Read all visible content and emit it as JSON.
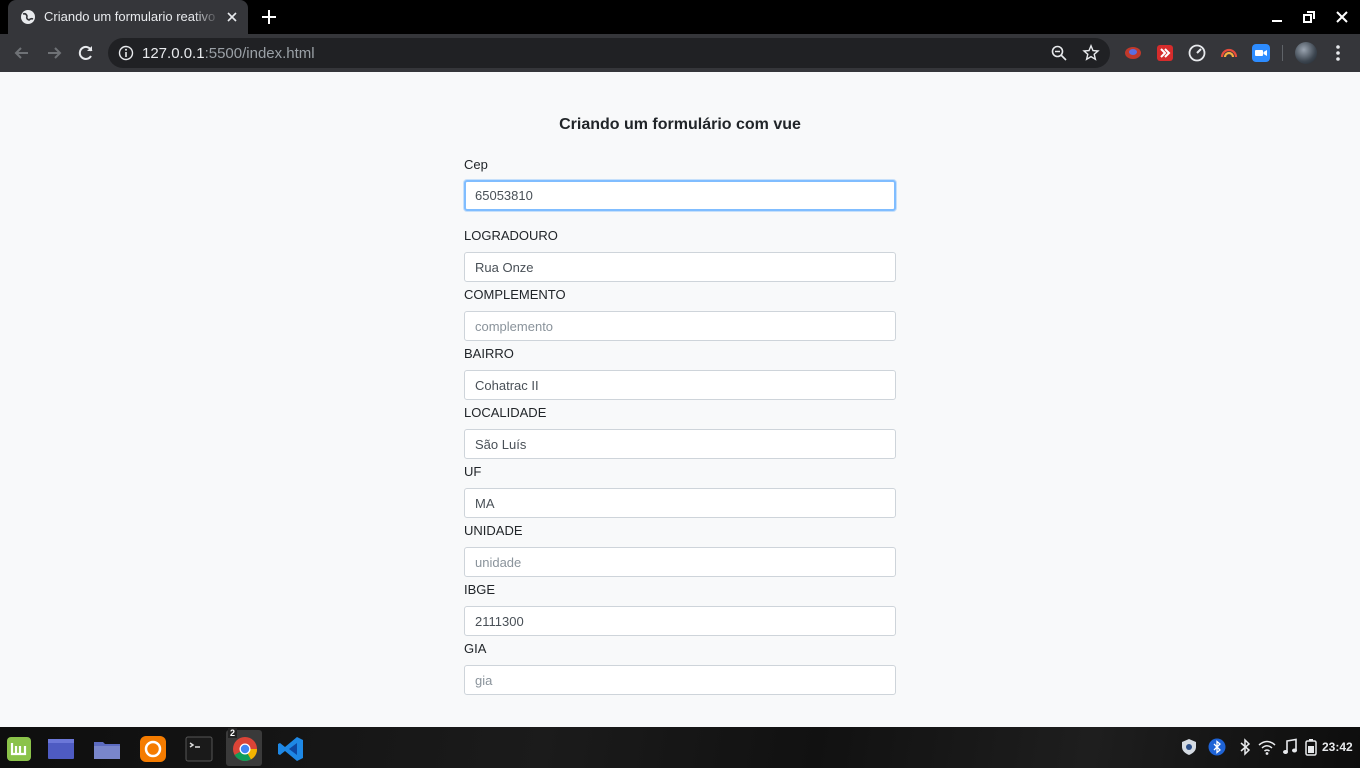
{
  "browser": {
    "tab_title": "Criando um formulario reativo com vue",
    "url_host": "127.0.0.1",
    "url_rest": ":5500/index.html"
  },
  "page": {
    "heading": "Criando um formulário com vue",
    "fields": [
      {
        "label": "Cep",
        "value": "65053810",
        "placeholder": ""
      },
      {
        "label": "LOGRADOURO",
        "value": "Rua Onze",
        "placeholder": ""
      },
      {
        "label": "COMPLEMENTO",
        "value": "",
        "placeholder": "complemento"
      },
      {
        "label": "BAIRRO",
        "value": "Cohatrac II",
        "placeholder": ""
      },
      {
        "label": "LOCALIDADE",
        "value": "São Luís",
        "placeholder": ""
      },
      {
        "label": "UF",
        "value": "MA",
        "placeholder": ""
      },
      {
        "label": "UNIDADE",
        "value": "",
        "placeholder": "unidade"
      },
      {
        "label": "IBGE",
        "value": "2111300",
        "placeholder": ""
      },
      {
        "label": "GIA",
        "value": "",
        "placeholder": "gia"
      }
    ]
  },
  "taskbar": {
    "chrome_badge": "2",
    "clock": "23:42"
  }
}
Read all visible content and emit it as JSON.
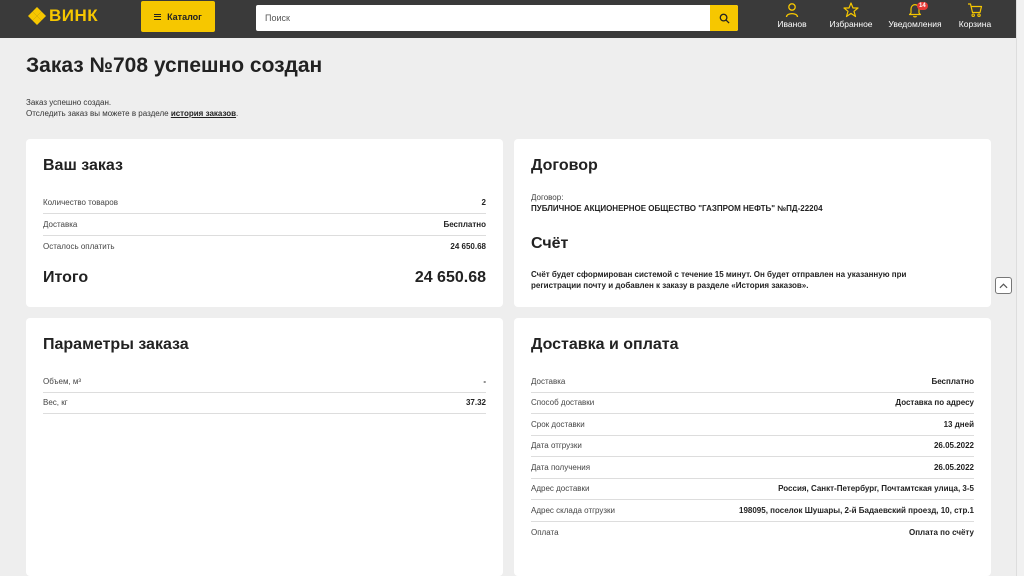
{
  "header": {
    "logo_text": "ВИНК",
    "catalog_label": "Каталог",
    "search_placeholder": "Поиск",
    "nav": [
      {
        "label": "Иванов",
        "icon": "user-icon"
      },
      {
        "label": "Избранное",
        "icon": "star-icon"
      },
      {
        "label": "Уведомления",
        "icon": "bell-icon",
        "badge": "14"
      },
      {
        "label": "Корзина",
        "icon": "cart-icon"
      }
    ],
    "accent_color": "#f6c700",
    "bg_color": "#3a3a3a"
  },
  "page": {
    "title": "Заказ №708 успешно создан",
    "intro_line1": "Заказ успешно создан.",
    "intro_line2_prefix": "Отследить заказ вы можете в разделе",
    "intro_link": "история заказов",
    "intro_suffix": "."
  },
  "order": {
    "title": "Ваш заказ",
    "rows": [
      {
        "key": "Количество товаров",
        "value": "2"
      },
      {
        "key": "Доставка",
        "value": "Бесплатно"
      },
      {
        "key": "Осталось оплатить",
        "value": "24 650.68"
      }
    ],
    "total_label": "Итого",
    "total_value": "24 650.68"
  },
  "contract": {
    "title": "Договор",
    "label": "Договор:",
    "value": "ПУБЛИЧНОЕ АКЦИОНЕРНОЕ ОБЩЕСТВО \"ГАЗПРОМ НЕФТЬ\" №ПД-22204",
    "invoice_title": "Счёт",
    "invoice_text": "Счёт будет сформирован системой с течение 15 минут. Он будет отправлен на указанную при регистрации почту и добавлен к заказу в разделе «История заказов»."
  },
  "params": {
    "title": "Параметры заказа",
    "rows": [
      {
        "key": "Объем, м³",
        "value": "-"
      },
      {
        "key": "Вес, кг",
        "value": "37.32"
      }
    ]
  },
  "delivery": {
    "title": "Доставка и оплата",
    "rows": [
      {
        "key": "Доставка",
        "value": "Бесплатно"
      },
      {
        "key": "Способ доставки",
        "value": "Доставка по адресу"
      },
      {
        "key": "Срок доставки",
        "value": "13 дней"
      },
      {
        "key": "Дата отгрузки",
        "value": "26.05.2022"
      },
      {
        "key": "Дата получения",
        "value": "26.05.2022"
      },
      {
        "key": "Адрес доставки",
        "value": "Россия, Санкт-Петербург, Почтамтская улица, 3-5"
      },
      {
        "key": "Адрес склада отгрузки",
        "value": "198095, поселок Шушары, 2-й Бадаевский проезд, 10, стр.1"
      },
      {
        "key": "Оплата",
        "value": "Оплата по счёту"
      }
    ]
  }
}
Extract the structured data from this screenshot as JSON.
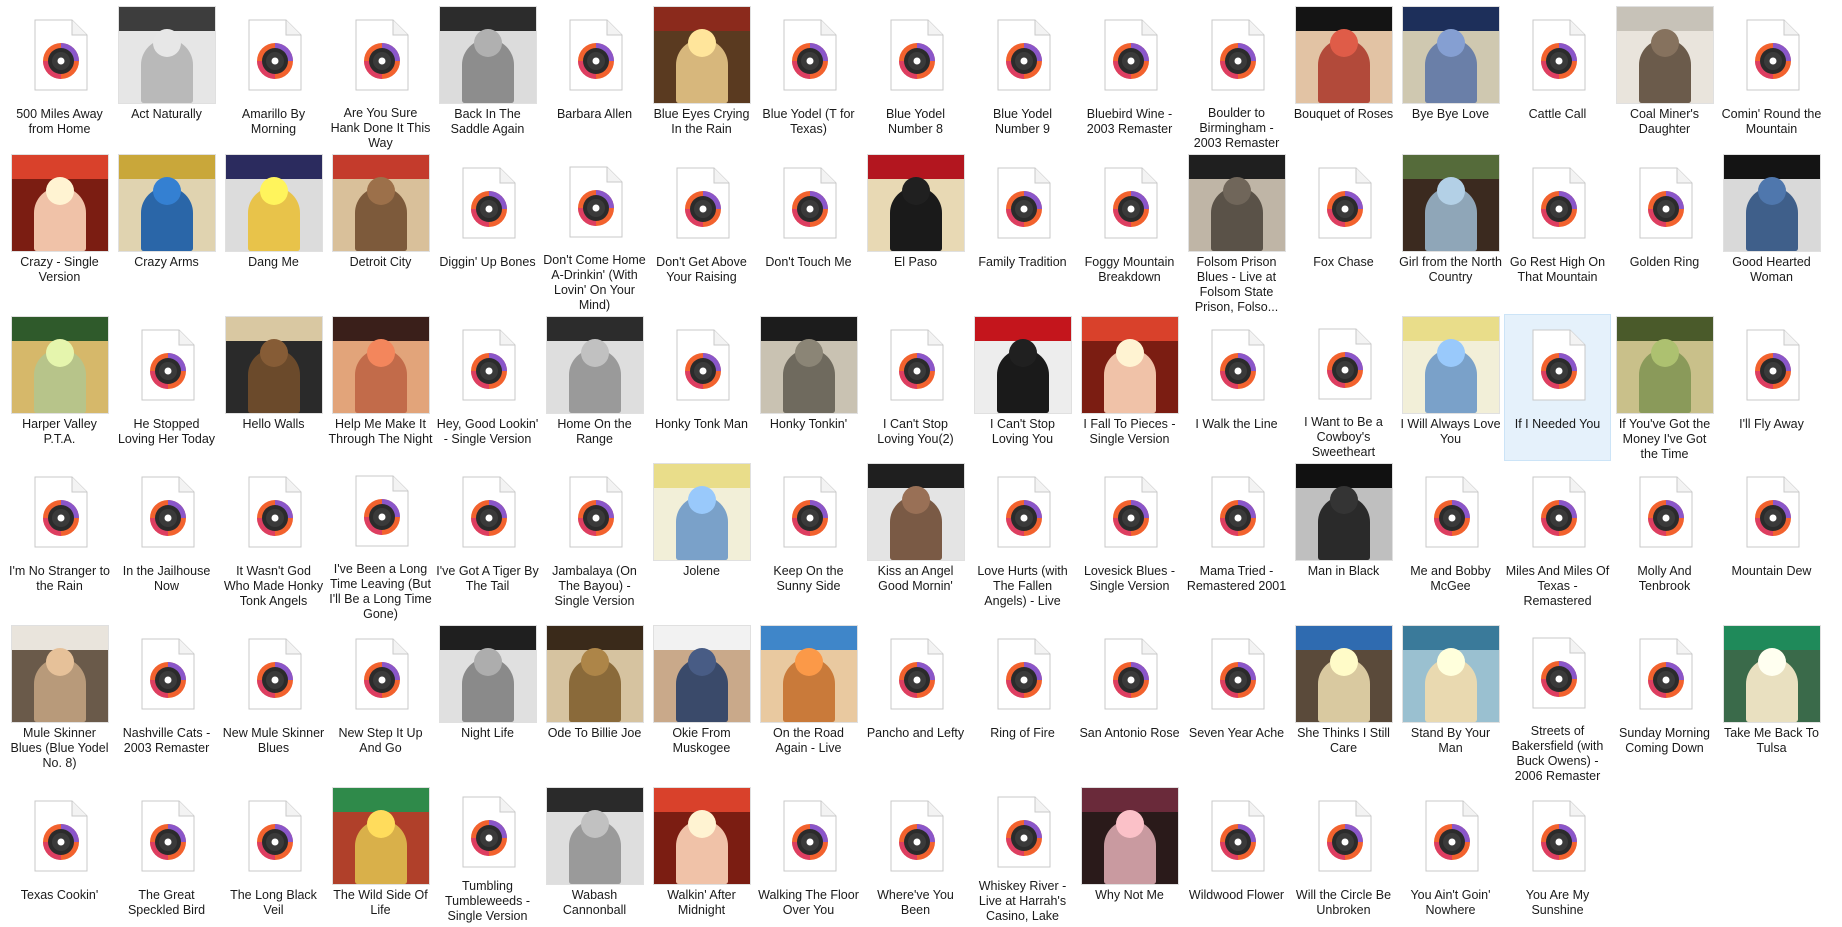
{
  "icons": {
    "file": "music-file-icon",
    "art": "album-art-thumbnail"
  },
  "colors": {
    "selection": "#e5f1fb",
    "selection_border": "#cce4f7",
    "disc_orange": "#f2622e",
    "disc_purple": "#8a56c9"
  },
  "files": [
    {
      "name": "500 Miles Away from Home",
      "art": false
    },
    {
      "name": "Act Naturally",
      "art": true,
      "c1": "#3d3d3d",
      "c2": "#b9b9b9",
      "c3": "#e6e6e6"
    },
    {
      "name": "Amarillo By Morning",
      "art": false
    },
    {
      "name": "Are You Sure Hank Done It This Way",
      "art": false
    },
    {
      "name": "Back In The Saddle Again",
      "art": true,
      "c1": "#2c2c2c",
      "c2": "#8d8d8d",
      "c3": "#dcdcdc"
    },
    {
      "name": "Barbara Allen",
      "art": false
    },
    {
      "name": "Blue Eyes Crying In the Rain",
      "art": true,
      "c1": "#8b2a1c",
      "c2": "#d7b77c",
      "c3": "#5a3a20"
    },
    {
      "name": "Blue Yodel (T for Texas)",
      "art": false
    },
    {
      "name": "Blue Yodel Number 8",
      "art": false
    },
    {
      "name": "Blue Yodel Number 9",
      "art": false
    },
    {
      "name": "Bluebird Wine - 2003 Remaster",
      "art": false
    },
    {
      "name": "Boulder to Birmingham - 2003 Remaster",
      "art": false
    },
    {
      "name": "Bouquet of Roses",
      "art": true,
      "c1": "#141414",
      "c2": "#b24a3a",
      "c3": "#e2c3a4"
    },
    {
      "name": "Bye Bye Love",
      "art": true,
      "c1": "#1d2f5a",
      "c2": "#6a7fa8",
      "c3": "#cfc8b0"
    },
    {
      "name": "Cattle Call",
      "art": false
    },
    {
      "name": "Coal Miner's Daughter",
      "art": true,
      "c1": "#c7c2b8",
      "c2": "#6b5b4b",
      "c3": "#e9e4dc"
    },
    {
      "name": "Comin' Round the Mountain",
      "art": false
    },
    {
      "name": "Crazy - Single Version",
      "art": true,
      "c1": "#d9412b",
      "c2": "#f0c2a8",
      "c3": "#7b1d12"
    },
    {
      "name": "Crazy Arms",
      "art": true,
      "c1": "#c9a73a",
      "c2": "#2a66a8",
      "c3": "#e0d3b0"
    },
    {
      "name": "Dang Me",
      "art": true,
      "c1": "#2b2b5e",
      "c2": "#e8c34a",
      "c3": "#dcdcdc"
    },
    {
      "name": "Detroit City",
      "art": true,
      "c1": "#c43b2c",
      "c2": "#7d5a3b",
      "c3": "#d9c09a"
    },
    {
      "name": "Diggin' Up Bones",
      "art": false
    },
    {
      "name": "Don't Come Home A-Drinkin' (With Lovin' On Your Mind)",
      "art": false
    },
    {
      "name": "Don't Get Above Your Raising",
      "art": false
    },
    {
      "name": "Don't Touch Me",
      "art": false
    },
    {
      "name": "El Paso",
      "art": true,
      "c1": "#b3161f",
      "c2": "#1a1a1a",
      "c3": "#e8d9b4"
    },
    {
      "name": "Family Tradition",
      "art": false
    },
    {
      "name": "Foggy Mountain Breakdown",
      "art": false
    },
    {
      "name": "Folsom Prison Blues - Live at Folsom State Prison, Folso...",
      "art": true,
      "c1": "#1f1f1f",
      "c2": "#5a5248",
      "c3": "#bfb5a6"
    },
    {
      "name": "Fox Chase",
      "art": false
    },
    {
      "name": "Girl from the North Country",
      "art": true,
      "c1": "#556b3a",
      "c2": "#8fa6b8",
      "c3": "#3b2a1f"
    },
    {
      "name": "Go Rest High On That Mountain",
      "art": false
    },
    {
      "name": "Golden Ring",
      "art": false
    },
    {
      "name": "Good Hearted Woman",
      "art": true,
      "c1": "#141414",
      "c2": "#3f5f8a",
      "c3": "#d9d9d9"
    },
    {
      "name": "Harper Valley P.T.A.",
      "art": true,
      "c1": "#2f5a2b",
      "c2": "#b7c48a",
      "c3": "#d6b86a"
    },
    {
      "name": "He Stopped Loving Her Today",
      "art": false
    },
    {
      "name": "Hello Walls",
      "art": true,
      "c1": "#d9c8a2",
      "c2": "#6b4a2b",
      "c3": "#2a2a2a"
    },
    {
      "name": "Help Me Make It Through The Night",
      "art": true,
      "c1": "#3a1f1a",
      "c2": "#c26b4a",
      "c3": "#e2a47a"
    },
    {
      "name": "Hey, Good Lookin' - Single Version",
      "art": false
    },
    {
      "name": "Home On the Range",
      "art": true,
      "c1": "#2c2c2c",
      "c2": "#9a9a9a",
      "c3": "#dedede"
    },
    {
      "name": "Honky Tonk Man",
      "art": false
    },
    {
      "name": "Honky Tonkin'",
      "art": true,
      "c1": "#1c1c1c",
      "c2": "#6f6a5e",
      "c3": "#c9c2b2"
    },
    {
      "name": "I Can't Stop Loving You(2)",
      "art": false
    },
    {
      "name": "I Can't Stop Loving You",
      "art": true,
      "c1": "#c4151c",
      "c2": "#1a1a1a",
      "c3": "#ededed"
    },
    {
      "name": "I Fall To Pieces - Single Version",
      "art": true,
      "c1": "#d9412b",
      "c2": "#f0c2a8",
      "c3": "#7b1d12"
    },
    {
      "name": "I Walk the Line",
      "art": false
    },
    {
      "name": "I Want to Be a Cowboy's Sweetheart",
      "art": false
    },
    {
      "name": "I Will Always Love You",
      "art": true,
      "c1": "#e9dd8a",
      "c2": "#7aa1c9",
      "c3": "#f2efd8"
    },
    {
      "name": "If I Needed You",
      "art": false,
      "selected": true
    },
    {
      "name": "If You've Got the Money I've Got the Time",
      "art": true,
      "c1": "#4a5a2a",
      "c2": "#8a9a5a",
      "c3": "#c9c08a"
    },
    {
      "name": "I'll Fly Away",
      "art": false
    },
    {
      "name": "I'm No Stranger to the Rain",
      "art": false
    },
    {
      "name": "In the Jailhouse Now",
      "art": false
    },
    {
      "name": "It Wasn't God Who Made Honky Tonk Angels",
      "art": false
    },
    {
      "name": "I've Been a Long Time Leaving (But I'll Be a Long Time Gone)",
      "art": false
    },
    {
      "name": "I've Got A Tiger By The Tail",
      "art": false
    },
    {
      "name": "Jambalaya (On The Bayou) - Single Version",
      "art": false
    },
    {
      "name": "Jolene",
      "art": true,
      "c1": "#e9dd8a",
      "c2": "#7aa1c9",
      "c3": "#f2efd8"
    },
    {
      "name": "Keep On the Sunny Side",
      "art": false
    },
    {
      "name": "Kiss an Angel Good Mornin'",
      "art": true,
      "c1": "#1f1f1f",
      "c2": "#7a5a45",
      "c3": "#e4e4e4"
    },
    {
      "name": "Love Hurts (with The Fallen Angels) - Live",
      "art": false
    },
    {
      "name": "Lovesick Blues - Single Version",
      "art": false
    },
    {
      "name": "Mama Tried - Remastered 2001",
      "art": false
    },
    {
      "name": "Man in Black",
      "art": true,
      "c1": "#111111",
      "c2": "#2a2a2a",
      "c3": "#bfbfbf"
    },
    {
      "name": "Me and Bobby McGee",
      "art": false
    },
    {
      "name": "Miles And Miles Of Texas - Remastered",
      "art": false
    },
    {
      "name": "Molly And Tenbrook",
      "art": false
    },
    {
      "name": "Mountain Dew",
      "art": false
    },
    {
      "name": "Mule Skinner Blues (Blue Yodel No. 8)",
      "art": true,
      "c1": "#e9e4dc",
      "c2": "#b89a7a",
      "c3": "#6a5a4a"
    },
    {
      "name": "Nashville Cats - 2003 Remaster",
      "art": false
    },
    {
      "name": "New Mule Skinner Blues",
      "art": false
    },
    {
      "name": "New Step It Up And Go",
      "art": false
    },
    {
      "name": "Night Life",
      "art": true,
      "c1": "#1f1f1f",
      "c2": "#8a8a8a",
      "c3": "#e0e0e0"
    },
    {
      "name": "Ode To Billie Joe",
      "art": true,
      "c1": "#3a2a1a",
      "c2": "#8a6a3a",
      "c3": "#d6c3a0"
    },
    {
      "name": "Okie From Muskogee",
      "art": true,
      "c1": "#f2f2f2",
      "c2": "#3a4a6a",
      "c3": "#c9a98a"
    },
    {
      "name": "On the Road Again - Live",
      "art": true,
      "c1": "#3f86c9",
      "c2": "#c97a3a",
      "c3": "#e9c9a0"
    },
    {
      "name": "Pancho and Lefty",
      "art": false
    },
    {
      "name": "Ring of Fire",
      "art": false
    },
    {
      "name": "San Antonio Rose",
      "art": false
    },
    {
      "name": "Seven Year Ache",
      "art": false
    },
    {
      "name": "She Thinks I Still Care",
      "art": true,
      "c1": "#2f6bb0",
      "c2": "#d9c9a0",
      "c3": "#5a4a3a"
    },
    {
      "name": "Stand By Your Man",
      "art": true,
      "c1": "#3a7a9a",
      "c2": "#e9d9b0",
      "c3": "#9ac0d0"
    },
    {
      "name": "Streets of Bakersfield (with Buck Owens) - 2006 Remaster",
      "art": false
    },
    {
      "name": "Sunday Morning Coming Down",
      "art": false
    },
    {
      "name": "Take Me Back To Tulsa",
      "art": true,
      "c1": "#1f8a5a",
      "c2": "#e9e0c0",
      "c3": "#3a6a4a"
    },
    {
      "name": "Texas Cookin'",
      "art": false
    },
    {
      "name": "The Great Speckled Bird",
      "art": false
    },
    {
      "name": "The Long Black Veil",
      "art": false
    },
    {
      "name": "The Wild Side Of Life",
      "art": true,
      "c1": "#2f8a4a",
      "c2": "#d9b04a",
      "c3": "#b0402a"
    },
    {
      "name": "Tumbling Tumbleweeds - Single Version",
      "art": false
    },
    {
      "name": "Wabash Cannonball",
      "art": true,
      "c1": "#2a2a2a",
      "c2": "#9a9a9a",
      "c3": "#dedede"
    },
    {
      "name": "Walkin' After Midnight",
      "art": true,
      "c1": "#d9412b",
      "c2": "#f0c2a8",
      "c3": "#7b1d12"
    },
    {
      "name": "Walking The Floor Over You",
      "art": false
    },
    {
      "name": "Where've You Been",
      "art": false
    },
    {
      "name": "Whiskey River - Live at Harrah's Casino, Lake",
      "art": false
    },
    {
      "name": "Why Not Me",
      "art": true,
      "c1": "#6a2a3a",
      "c2": "#c99aa0",
      "c3": "#2a1a1a"
    },
    {
      "name": "Wildwood Flower",
      "art": false
    },
    {
      "name": "Will the Circle Be Unbroken",
      "art": false
    },
    {
      "name": "You Ain't Goin' Nowhere",
      "art": false
    },
    {
      "name": "You Are My Sunshine",
      "art": false
    }
  ]
}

┄┄┄┄┄┄

## Goal of the exercise:
Which lines include the word "Loving"? List them all.

## Expected answer:
      "name": "He Stopped Loving Her Today",
      "name": "I Can't Stop Loving You(2)",
      "name": "I Can't Stop Loving You",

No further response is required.